** Begin Stored rows **

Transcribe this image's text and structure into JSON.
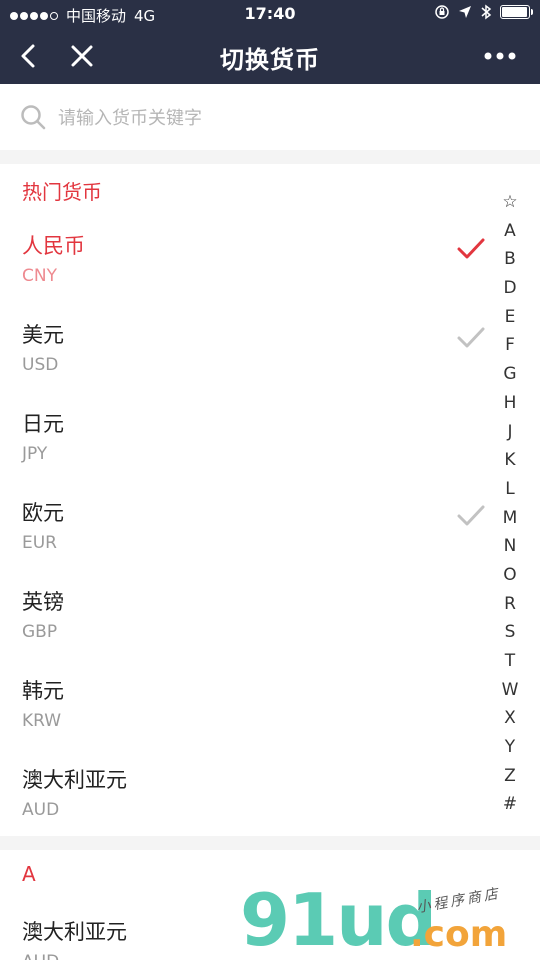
{
  "status_bar": {
    "carrier": "中国移动",
    "network": "4G",
    "time": "17:40",
    "battery_level": 0.95
  },
  "nav": {
    "title": "切换货币",
    "back_icon": "chevron-left-icon",
    "close_icon": "close-icon",
    "more_icon": "more-dots-icon"
  },
  "search": {
    "placeholder": "请输入货币关键字",
    "value": ""
  },
  "sections": {
    "hot_title": "热门货币",
    "a_title": "A"
  },
  "hot_currencies": [
    {
      "name": "人民币",
      "code": "CNY",
      "selected": true,
      "checked": true
    },
    {
      "name": "美元",
      "code": "USD",
      "selected": false,
      "checked": true
    },
    {
      "name": "日元",
      "code": "JPY",
      "selected": false,
      "checked": false
    },
    {
      "name": "欧元",
      "code": "EUR",
      "selected": false,
      "checked": true
    },
    {
      "name": "英镑",
      "code": "GBP",
      "selected": false,
      "checked": false
    },
    {
      "name": "韩元",
      "code": "KRW",
      "selected": false,
      "checked": false
    },
    {
      "name": "澳大利亚元",
      "code": "AUD",
      "selected": false,
      "checked": false
    }
  ],
  "a_currencies": [
    {
      "name": "澳大利亚元",
      "code": "AUD"
    }
  ],
  "index_letters": [
    "☆",
    "A",
    "B",
    "D",
    "E",
    "F",
    "G",
    "H",
    "J",
    "K",
    "L",
    "M",
    "N",
    "O",
    "R",
    "S",
    "T",
    "W",
    "X",
    "Y",
    "Z",
    "#"
  ],
  "watermark": {
    "brand": "91ud",
    "domain": ".com",
    "tagline": "小程序商店"
  },
  "colors": {
    "nav_bg": "#2a3045",
    "accent_red": "#e2363f",
    "check_gray": "#c2c2c2"
  }
}
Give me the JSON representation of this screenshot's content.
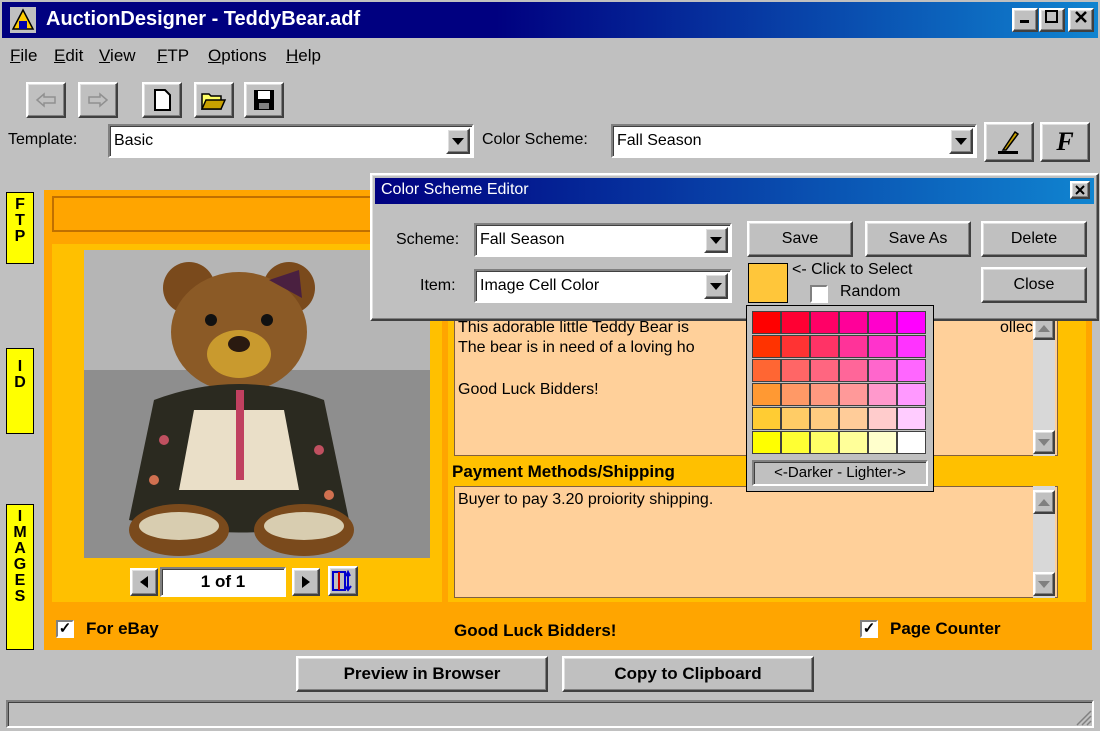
{
  "window": {
    "title": "AuctionDesigner - TeddyBear.adf",
    "app_icon": "auction-designer-icon"
  },
  "menu": [
    {
      "label": "File",
      "mnemonic": "F",
      "rest": "ile"
    },
    {
      "label": "Edit",
      "mnemonic": "E",
      "rest": "dit"
    },
    {
      "label": "View",
      "mnemonic": "V",
      "rest": "iew"
    },
    {
      "label": "FTP",
      "mnemonic": "F",
      "rest": "TP",
      "pre": ""
    },
    {
      "label": "Options",
      "mnemonic": "O",
      "rest": "ptions"
    },
    {
      "label": "Help",
      "mnemonic": "H",
      "rest": "elp"
    }
  ],
  "toolbar": {
    "template_label": "Template:",
    "template_value": "Basic",
    "scheme_label": "Color Scheme:",
    "scheme_value": "Fall Season",
    "font_button": "F"
  },
  "side_tabs": {
    "ftp": "FTP",
    "id": "ID",
    "images": "IMAGES"
  },
  "image_nav": {
    "counter": "1 of 1"
  },
  "description": {
    "text_line1": "This adorable little Teddy Bear is",
    "text_line1_end": "ollector.",
    "text_line2": "The bear is in need of a loving ho",
    "text_line3": "Good Luck Bidders!"
  },
  "payment": {
    "heading": "Payment Methods/Shipping",
    "text": "Buyer to pay 3.20 proiority shipping."
  },
  "footer_bar": {
    "for_ebay_label": "For eBay",
    "for_ebay_checked": true,
    "center_text": "Good Luck Bidders!",
    "page_counter_label": "Page Counter",
    "page_counter_checked": true
  },
  "buttons": {
    "preview": "Preview in Browser",
    "copy": "Copy to Clipboard"
  },
  "dialog": {
    "title": "Color Scheme Editor",
    "scheme_label": "Scheme:",
    "scheme_value": "Fall Season",
    "item_label": "Item:",
    "item_value": "Image Cell Color",
    "save": "Save",
    "save_as": "Save As",
    "delete": "Delete",
    "close": "Close",
    "click_to_select": "<- Click to Select",
    "random_label": "Random",
    "random_checked": false,
    "selected_color": "#ffc63a"
  },
  "palette": {
    "footer": "<-Darker - Lighter->",
    "rows": [
      [
        "#ff0000",
        "#ff0033",
        "#ff0066",
        "#ff0099",
        "#ff00cc",
        "#ff00ff"
      ],
      [
        "#ff3300",
        "#ff3333",
        "#ff3366",
        "#ff3399",
        "#ff33cc",
        "#ff33ff"
      ],
      [
        "#ff6633",
        "#ff6666",
        "#ff6680",
        "#ff6699",
        "#ff66cc",
        "#ff66ff"
      ],
      [
        "#ff9933",
        "#ff9966",
        "#ff9980",
        "#ff9999",
        "#ff99cc",
        "#ff99ff"
      ],
      [
        "#ffcc33",
        "#ffcc66",
        "#ffcc80",
        "#ffcc99",
        "#ffcccc",
        "#ffccff"
      ],
      [
        "#ffff00",
        "#ffff33",
        "#ffff66",
        "#ffff99",
        "#ffffcc",
        "#ffffff"
      ]
    ]
  },
  "colors": {
    "orange_bar": "#ffa500",
    "gold_frame": "#ffc000",
    "text_bg": "#ffd09a",
    "tab_yellow": "#ffff00"
  }
}
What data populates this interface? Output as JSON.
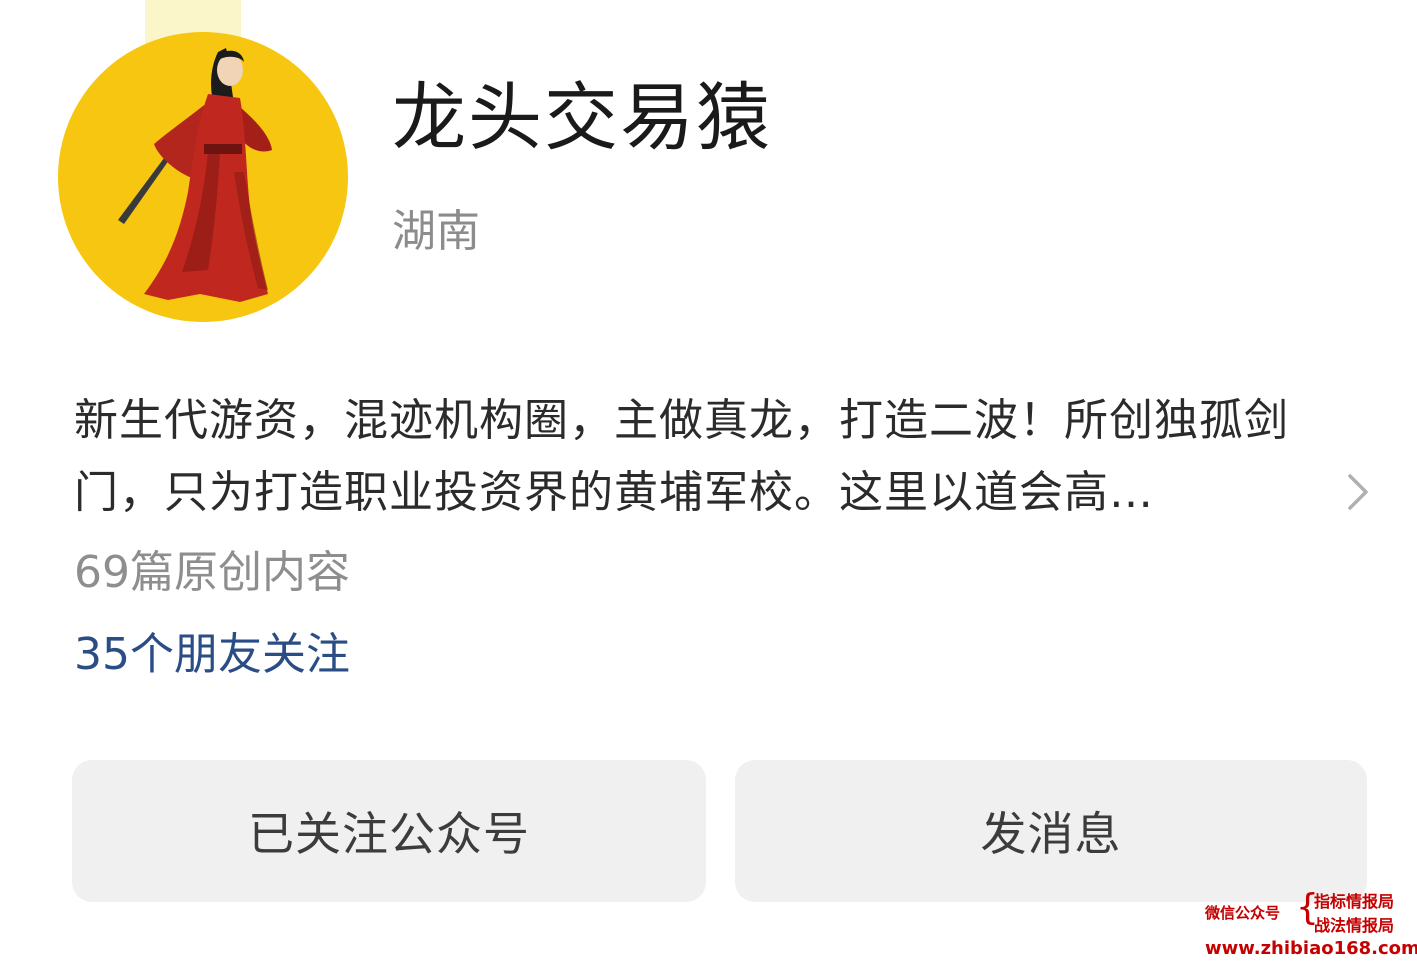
{
  "profile": {
    "name": "龙头交易猿",
    "region": "湖南",
    "intro": "新生代游资，混迹机构圈，主做真龙，打造二波！所创独孤剑门，只为打造职业投资界的黄埔军校。这里以道会高…",
    "articles": "69篇原创内容",
    "friends_following": "35个朋友关注"
  },
  "actions": {
    "followed_label": "已关注公众号",
    "message_label": "发消息"
  },
  "watermark": {
    "wechat_label": "微信公众号",
    "account_1": "指标情报局",
    "account_2": "战法情报局",
    "url": "www.zhibiao168.com"
  },
  "icons": {
    "intro_more": "chevron-right-icon"
  },
  "colors": {
    "avatar_background": "#f7c610",
    "link_blue": "#2b4d85",
    "watermark_red": "#c40000"
  }
}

** End Stored rows **

Gather each line in the data that holds the string "chevron".

    "back_icon": "chevron-left-icon",
    "intro_more": "chevron-right-icon"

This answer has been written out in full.